Task objective: Retype all of the entries word for word.

Stored records
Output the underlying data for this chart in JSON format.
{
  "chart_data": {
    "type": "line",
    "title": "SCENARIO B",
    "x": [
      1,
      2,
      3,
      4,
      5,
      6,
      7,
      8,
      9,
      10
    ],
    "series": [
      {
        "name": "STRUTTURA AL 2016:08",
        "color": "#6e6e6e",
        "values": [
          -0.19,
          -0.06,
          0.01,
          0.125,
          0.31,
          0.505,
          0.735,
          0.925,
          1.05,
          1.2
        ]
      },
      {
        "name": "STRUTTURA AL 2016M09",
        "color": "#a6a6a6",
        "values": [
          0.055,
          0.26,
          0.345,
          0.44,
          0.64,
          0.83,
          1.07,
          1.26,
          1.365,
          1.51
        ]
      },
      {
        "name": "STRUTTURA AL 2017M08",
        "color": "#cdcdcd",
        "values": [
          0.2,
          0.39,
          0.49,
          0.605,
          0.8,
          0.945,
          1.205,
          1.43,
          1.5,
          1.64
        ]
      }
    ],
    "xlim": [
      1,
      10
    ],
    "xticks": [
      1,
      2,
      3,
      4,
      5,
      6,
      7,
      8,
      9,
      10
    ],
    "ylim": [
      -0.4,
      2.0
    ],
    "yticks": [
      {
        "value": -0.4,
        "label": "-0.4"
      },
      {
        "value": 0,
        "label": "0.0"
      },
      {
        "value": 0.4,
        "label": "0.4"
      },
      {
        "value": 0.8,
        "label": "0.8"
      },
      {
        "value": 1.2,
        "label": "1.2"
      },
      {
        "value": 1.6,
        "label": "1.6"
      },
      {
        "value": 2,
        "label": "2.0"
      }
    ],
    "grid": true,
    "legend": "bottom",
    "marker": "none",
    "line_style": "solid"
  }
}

Correct response:
Output the underlying data for this chart in JSON format.
{
  "chart_data": {
    "type": "line",
    "title": "SCENARIO B",
    "x": [
      1,
      2,
      3,
      4,
      5,
      6,
      7,
      8,
      9,
      10
    ],
    "series": [
      {
        "name": "STRUTTURA AL 2016:08",
        "color": "#6e6e6e",
        "values": [
          -0.19,
          -0.06,
          0.01,
          0.125,
          0.31,
          0.505,
          0.735,
          0.925,
          1.05,
          1.2
        ]
      },
      {
        "name": "STRUTTURA AL 2016M09",
        "color": "#a6a6a6",
        "values": [
          0.055,
          0.26,
          0.345,
          0.44,
          0.64,
          0.83,
          1.07,
          1.26,
          1.365,
          1.51
        ]
      },
      {
        "name": "STRUTTURA AL 2017M08",
        "color": "#cdcdcd",
        "values": [
          0.2,
          0.39,
          0.49,
          0.605,
          0.8,
          0.945,
          1.205,
          1.43,
          1.5,
          1.64
        ]
      }
    ],
    "xlim": [
      1,
      10
    ],
    "xticks": [
      1,
      2,
      3,
      4,
      5,
      6,
      7,
      8,
      9,
      10
    ],
    "ylim": [
      -0.4,
      2.0
    ],
    "yticks": [
      {
        "value": -0.4,
        "label": "-0.4"
      },
      {
        "value": 0,
        "label": "0.0"
      },
      {
        "value": 0.4,
        "label": "0.4"
      },
      {
        "value": 0.8,
        "label": "0.8"
      },
      {
        "value": 1.2,
        "label": "1.2"
      },
      {
        "value": 1.6,
        "label": "1.6"
      },
      {
        "value": 2,
        "label": "2.0"
      }
    ],
    "grid": true,
    "legend": "bottom",
    "marker": "none",
    "line_style": "solid"
  }
}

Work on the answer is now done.